EXTRACTED DATA

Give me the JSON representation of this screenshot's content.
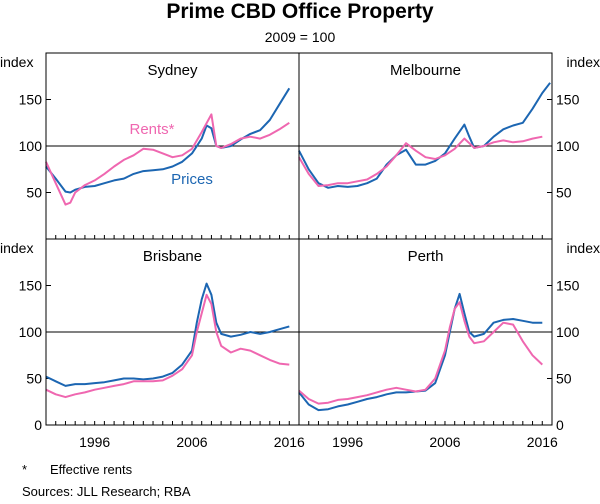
{
  "title": "Prime CBD Office Property",
  "subtitle": "2009 = 100",
  "y_axis_label": "index",
  "footnotes": {
    "mark": "*",
    "note": "Effective rents",
    "sources": "Sources:  JLL Research; RBA"
  },
  "colors": {
    "prices": "#1c66b2",
    "rents": "#ef67b0"
  },
  "chart_data": [
    {
      "type": "line",
      "panel": "Sydney",
      "xlim": [
        1991,
        2017
      ],
      "ylim": [
        0,
        200
      ],
      "yticks": [
        50,
        100,
        150
      ],
      "xticks": [
        1996,
        2006,
        2016
      ],
      "reference_line": 100,
      "series_labels": {
        "rents": "Rents*",
        "prices": "Prices"
      },
      "series": [
        {
          "name": "Prices",
          "color": "#1c66b2",
          "points": [
            [
              1991.0,
              78
            ],
            [
              1992.0,
              65
            ],
            [
              1993.0,
              51
            ],
            [
              1993.5,
              50
            ],
            [
              1994.0,
              53
            ],
            [
              1995.0,
              56
            ],
            [
              1996.0,
              57
            ],
            [
              1997.0,
              60
            ],
            [
              1998.0,
              63
            ],
            [
              1999.0,
              65
            ],
            [
              2000.0,
              70
            ],
            [
              2001.0,
              73
            ],
            [
              2002.0,
              74
            ],
            [
              2003.0,
              75
            ],
            [
              2004.0,
              78
            ],
            [
              2005.0,
              83
            ],
            [
              2006.0,
              92
            ],
            [
              2007.0,
              108
            ],
            [
              2007.5,
              122
            ],
            [
              2008.0,
              119
            ],
            [
              2008.5,
              100
            ],
            [
              2009.0,
              98
            ],
            [
              2010.0,
              100
            ],
            [
              2011.0,
              107
            ],
            [
              2012.0,
              113
            ],
            [
              2013.0,
              117
            ],
            [
              2014.0,
              128
            ],
            [
              2015.0,
              145
            ],
            [
              2016.0,
              162
            ]
          ]
        },
        {
          "name": "Rents*",
          "color": "#ef67b0",
          "points": [
            [
              1991.0,
              83
            ],
            [
              1992.0,
              60
            ],
            [
              1993.0,
              37
            ],
            [
              1993.5,
              39
            ],
            [
              1994.0,
              50
            ],
            [
              1995.0,
              58
            ],
            [
              1996.0,
              63
            ],
            [
              1997.0,
              70
            ],
            [
              1998.0,
              78
            ],
            [
              1999.0,
              85
            ],
            [
              2000.0,
              90
            ],
            [
              2001.0,
              97
            ],
            [
              2002.0,
              96
            ],
            [
              2003.0,
              92
            ],
            [
              2004.0,
              88
            ],
            [
              2005.0,
              90
            ],
            [
              2006.0,
              97
            ],
            [
              2007.0,
              115
            ],
            [
              2008.0,
              134
            ],
            [
              2008.5,
              100
            ],
            [
              2009.0,
              98
            ],
            [
              2010.0,
              102
            ],
            [
              2011.0,
              108
            ],
            [
              2012.0,
              110
            ],
            [
              2013.0,
              108
            ],
            [
              2014.0,
              112
            ],
            [
              2015.0,
              118
            ],
            [
              2016.0,
              125
            ]
          ]
        }
      ]
    },
    {
      "type": "line",
      "panel": "Melbourne",
      "xlim": [
        1991,
        2017
      ],
      "ylim": [
        0,
        200
      ],
      "yticks": [
        50,
        100,
        150
      ],
      "xticks": [
        1996,
        2006,
        2016
      ],
      "reference_line": 100,
      "series": [
        {
          "name": "Prices",
          "color": "#1c66b2",
          "points": [
            [
              1991.0,
              95
            ],
            [
              1992.0,
              75
            ],
            [
              1993.0,
              60
            ],
            [
              1994.0,
              55
            ],
            [
              1995.0,
              57
            ],
            [
              1996.0,
              56
            ],
            [
              1997.0,
              57
            ],
            [
              1998.0,
              60
            ],
            [
              1999.0,
              65
            ],
            [
              2000.0,
              80
            ],
            [
              2001.0,
              90
            ],
            [
              2002.0,
              96
            ],
            [
              2003.0,
              80
            ],
            [
              2004.0,
              80
            ],
            [
              2005.0,
              84
            ],
            [
              2006.0,
              92
            ],
            [
              2007.0,
              108
            ],
            [
              2008.0,
              123
            ],
            [
              2008.5,
              110
            ],
            [
              2009.0,
              98
            ],
            [
              2010.0,
              100
            ],
            [
              2011.0,
              110
            ],
            [
              2012.0,
              118
            ],
            [
              2013.0,
              122
            ],
            [
              2014.0,
              125
            ],
            [
              2015.0,
              140
            ],
            [
              2016.0,
              157
            ],
            [
              2016.8,
              168
            ]
          ]
        },
        {
          "name": "Rents*",
          "color": "#ef67b0",
          "points": [
            [
              1991.0,
              88
            ],
            [
              1992.0,
              70
            ],
            [
              1993.0,
              57
            ],
            [
              1994.0,
              58
            ],
            [
              1995.0,
              60
            ],
            [
              1996.0,
              60
            ],
            [
              1997.0,
              62
            ],
            [
              1998.0,
              64
            ],
            [
              1999.0,
              70
            ],
            [
              2000.0,
              78
            ],
            [
              2001.0,
              90
            ],
            [
              2002.0,
              103
            ],
            [
              2003.0,
              95
            ],
            [
              2004.0,
              88
            ],
            [
              2005.0,
              86
            ],
            [
              2006.0,
              90
            ],
            [
              2007.0,
              97
            ],
            [
              2008.0,
              108
            ],
            [
              2008.5,
              103
            ],
            [
              2009.0,
              98
            ],
            [
              2010.0,
              100
            ],
            [
              2011.0,
              104
            ],
            [
              2012.0,
              106
            ],
            [
              2013.0,
              104
            ],
            [
              2014.0,
              105
            ],
            [
              2015.0,
              108
            ],
            [
              2016.0,
              110
            ]
          ]
        }
      ]
    },
    {
      "type": "line",
      "panel": "Brisbane",
      "xlim": [
        1991,
        2017
      ],
      "ylim": [
        0,
        200
      ],
      "yticks": [
        0,
        50,
        100,
        150
      ],
      "xticks": [
        1996,
        2006,
        2016
      ],
      "reference_line": 100,
      "series": [
        {
          "name": "Prices",
          "color": "#1c66b2",
          "points": [
            [
              1991.0,
              52
            ],
            [
              1992.0,
              47
            ],
            [
              1993.0,
              42
            ],
            [
              1994.0,
              44
            ],
            [
              1995.0,
              44
            ],
            [
              1996.0,
              45
            ],
            [
              1997.0,
              46
            ],
            [
              1998.0,
              48
            ],
            [
              1999.0,
              50
            ],
            [
              2000.0,
              50
            ],
            [
              2001.0,
              49
            ],
            [
              2002.0,
              50
            ],
            [
              2003.0,
              52
            ],
            [
              2004.0,
              56
            ],
            [
              2005.0,
              65
            ],
            [
              2006.0,
              80
            ],
            [
              2006.5,
              110
            ],
            [
              2007.0,
              135
            ],
            [
              2007.5,
              152
            ],
            [
              2008.0,
              140
            ],
            [
              2008.5,
              110
            ],
            [
              2009.0,
              98
            ],
            [
              2010.0,
              95
            ],
            [
              2011.0,
              97
            ],
            [
              2012.0,
              100
            ],
            [
              2013.0,
              98
            ],
            [
              2014.0,
              100
            ],
            [
              2015.0,
              103
            ],
            [
              2016.0,
              106
            ]
          ]
        },
        {
          "name": "Rents*",
          "color": "#ef67b0",
          "points": [
            [
              1991.0,
              38
            ],
            [
              1992.0,
              33
            ],
            [
              1993.0,
              30
            ],
            [
              1994.0,
              33
            ],
            [
              1995.0,
              35
            ],
            [
              1996.0,
              38
            ],
            [
              1997.0,
              40
            ],
            [
              1998.0,
              42
            ],
            [
              1999.0,
              44
            ],
            [
              2000.0,
              47
            ],
            [
              2001.0,
              47
            ],
            [
              2002.0,
              47
            ],
            [
              2003.0,
              48
            ],
            [
              2004.0,
              53
            ],
            [
              2005.0,
              60
            ],
            [
              2006.0,
              75
            ],
            [
              2006.5,
              100
            ],
            [
              2007.0,
              120
            ],
            [
              2007.5,
              140
            ],
            [
              2008.0,
              130
            ],
            [
              2008.5,
              100
            ],
            [
              2009.0,
              85
            ],
            [
              2010.0,
              78
            ],
            [
              2011.0,
              82
            ],
            [
              2012.0,
              80
            ],
            [
              2013.0,
              75
            ],
            [
              2014.0,
              70
            ],
            [
              2015.0,
              66
            ],
            [
              2016.0,
              65
            ]
          ]
        }
      ]
    },
    {
      "type": "line",
      "panel": "Perth",
      "xlim": [
        1991,
        2017
      ],
      "ylim": [
        0,
        200
      ],
      "yticks": [
        0,
        50,
        100,
        150
      ],
      "xticks": [
        1996,
        2006,
        2016
      ],
      "reference_line": 100,
      "series": [
        {
          "name": "Prices",
          "color": "#1c66b2",
          "points": [
            [
              1991.0,
              35
            ],
            [
              1992.0,
              22
            ],
            [
              1993.0,
              16
            ],
            [
              1994.0,
              17
            ],
            [
              1995.0,
              20
            ],
            [
              1996.0,
              22
            ],
            [
              1997.0,
              25
            ],
            [
              1998.0,
              28
            ],
            [
              1999.0,
              30
            ],
            [
              2000.0,
              33
            ],
            [
              2001.0,
              35
            ],
            [
              2002.0,
              35
            ],
            [
              2003.0,
              36
            ],
            [
              2004.0,
              37
            ],
            [
              2005.0,
              45
            ],
            [
              2006.0,
              75
            ],
            [
              2006.5,
              100
            ],
            [
              2007.0,
              125
            ],
            [
              2007.5,
              141
            ],
            [
              2008.0,
              120
            ],
            [
              2008.5,
              100
            ],
            [
              2009.0,
              95
            ],
            [
              2010.0,
              98
            ],
            [
              2011.0,
              110
            ],
            [
              2012.0,
              113
            ],
            [
              2013.0,
              114
            ],
            [
              2014.0,
              112
            ],
            [
              2015.0,
              110
            ],
            [
              2016.0,
              110
            ]
          ]
        },
        {
          "name": "Rents*",
          "color": "#ef67b0",
          "points": [
            [
              1991.0,
              37
            ],
            [
              1992.0,
              28
            ],
            [
              1993.0,
              23
            ],
            [
              1994.0,
              24
            ],
            [
              1995.0,
              27
            ],
            [
              1996.0,
              28
            ],
            [
              1997.0,
              30
            ],
            [
              1998.0,
              32
            ],
            [
              1999.0,
              35
            ],
            [
              2000.0,
              38
            ],
            [
              2001.0,
              40
            ],
            [
              2002.0,
              38
            ],
            [
              2003.0,
              36
            ],
            [
              2004.0,
              38
            ],
            [
              2005.0,
              50
            ],
            [
              2006.0,
              80
            ],
            [
              2006.5,
              105
            ],
            [
              2007.0,
              125
            ],
            [
              2007.5,
              132
            ],
            [
              2008.0,
              112
            ],
            [
              2008.5,
              95
            ],
            [
              2009.0,
              88
            ],
            [
              2010.0,
              90
            ],
            [
              2011.0,
              100
            ],
            [
              2012.0,
              110
            ],
            [
              2013.0,
              108
            ],
            [
              2014.0,
              90
            ],
            [
              2015.0,
              75
            ],
            [
              2016.0,
              65
            ]
          ]
        }
      ]
    }
  ]
}
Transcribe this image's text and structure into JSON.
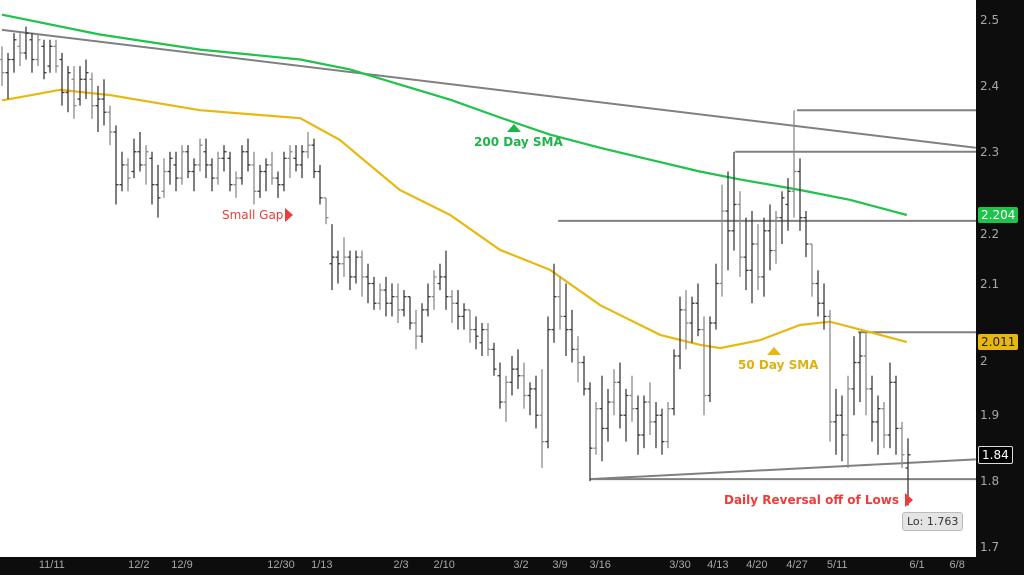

EXERCISE INSTRUCTIONS
Where a line above contains the string "this", copy that line.

FULL ANSWER
Give me the JSON representation of this screenshot's content.
Transcribe this image's text and structure into JSON.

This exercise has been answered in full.